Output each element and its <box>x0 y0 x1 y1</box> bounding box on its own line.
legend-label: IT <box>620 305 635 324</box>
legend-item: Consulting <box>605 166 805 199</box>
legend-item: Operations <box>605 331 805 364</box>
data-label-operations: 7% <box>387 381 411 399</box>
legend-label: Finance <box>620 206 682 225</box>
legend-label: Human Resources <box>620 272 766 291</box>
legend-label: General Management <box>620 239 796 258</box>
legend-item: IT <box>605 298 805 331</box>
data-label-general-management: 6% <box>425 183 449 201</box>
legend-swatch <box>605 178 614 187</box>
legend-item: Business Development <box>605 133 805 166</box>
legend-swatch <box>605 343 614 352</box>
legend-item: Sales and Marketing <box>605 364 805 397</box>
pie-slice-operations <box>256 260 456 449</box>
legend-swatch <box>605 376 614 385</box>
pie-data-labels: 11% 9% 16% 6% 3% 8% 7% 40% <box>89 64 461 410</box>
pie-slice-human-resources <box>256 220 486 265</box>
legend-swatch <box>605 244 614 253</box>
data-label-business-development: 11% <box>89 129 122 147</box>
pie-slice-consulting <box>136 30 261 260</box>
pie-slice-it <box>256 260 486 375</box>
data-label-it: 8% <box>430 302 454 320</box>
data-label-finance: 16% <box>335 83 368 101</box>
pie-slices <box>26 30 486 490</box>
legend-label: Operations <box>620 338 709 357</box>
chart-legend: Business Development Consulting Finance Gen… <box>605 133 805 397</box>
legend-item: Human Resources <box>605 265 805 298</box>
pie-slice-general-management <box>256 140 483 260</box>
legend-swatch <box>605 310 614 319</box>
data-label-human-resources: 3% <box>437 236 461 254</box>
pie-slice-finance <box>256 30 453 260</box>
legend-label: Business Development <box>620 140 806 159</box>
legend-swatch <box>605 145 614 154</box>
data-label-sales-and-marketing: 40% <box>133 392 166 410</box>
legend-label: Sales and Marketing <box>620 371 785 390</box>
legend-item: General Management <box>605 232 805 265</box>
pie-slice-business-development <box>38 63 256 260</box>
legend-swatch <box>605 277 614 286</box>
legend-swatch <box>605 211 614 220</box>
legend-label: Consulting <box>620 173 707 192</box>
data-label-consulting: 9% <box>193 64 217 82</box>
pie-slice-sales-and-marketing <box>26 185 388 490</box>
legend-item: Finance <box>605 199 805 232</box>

(Written exercise)
Please extract every line of the data above and reproduce each one unchanged, in its original order.

(Exercise output)
Output each element and its <box>x0 y0 x1 y1</box> bounding box on its own line.
legend-label: IT <box>620 305 635 324</box>
legend-item: Consulting <box>605 166 805 199</box>
legend-item: Operations <box>605 331 805 364</box>
data-label-operations: 7% <box>387 381 411 399</box>
legend-label: Finance <box>620 206 682 225</box>
legend-label: Human Resources <box>620 272 766 291</box>
legend-label: General Management <box>620 239 796 258</box>
legend-item: IT <box>605 298 805 331</box>
data-label-general-management: 6% <box>425 183 449 201</box>
legend-swatch <box>605 178 614 187</box>
legend-item: Business Development <box>605 133 805 166</box>
legend-swatch <box>605 343 614 352</box>
legend-item: Sales and Marketing <box>605 364 805 397</box>
pie-slice-operations <box>256 260 456 449</box>
legend-swatch <box>605 376 614 385</box>
pie-data-labels: 11% 9% 16% 6% 3% 8% 7% 40% <box>89 64 461 410</box>
pie-slice-human-resources <box>256 220 486 265</box>
legend-swatch <box>605 244 614 253</box>
data-label-business-development: 11% <box>89 129 122 147</box>
pie-slice-consulting <box>136 30 261 260</box>
pie-slice-it <box>256 260 486 375</box>
data-label-it: 8% <box>430 302 454 320</box>
data-label-finance: 16% <box>335 83 368 101</box>
pie-slices <box>26 30 486 490</box>
legend-label: Operations <box>620 338 709 357</box>
chart-legend: Business Development Consulting Finance Gen… <box>605 133 805 397</box>
legend-item: Human Resources <box>605 265 805 298</box>
pie-slice-general-management <box>256 140 483 260</box>
legend-swatch <box>605 310 614 319</box>
data-label-human-resources: 3% <box>437 236 461 254</box>
pie-slice-finance <box>256 30 453 260</box>
legend-label: Business Development <box>620 140 806 159</box>
legend-swatch <box>605 145 614 154</box>
data-label-sales-and-marketing: 40% <box>133 392 166 410</box>
legend-label: Sales and Marketing <box>620 371 785 390</box>
legend-item: General Management <box>605 232 805 265</box>
pie-slice-business-development <box>38 63 256 260</box>
legend-swatch <box>605 277 614 286</box>
legend-swatch <box>605 211 614 220</box>
legend-label: Consulting <box>620 173 707 192</box>
data-label-consulting: 9% <box>193 64 217 82</box>
pie-slice-sales-and-marketing <box>26 185 388 490</box>
legend-item: Finance <box>605 199 805 232</box>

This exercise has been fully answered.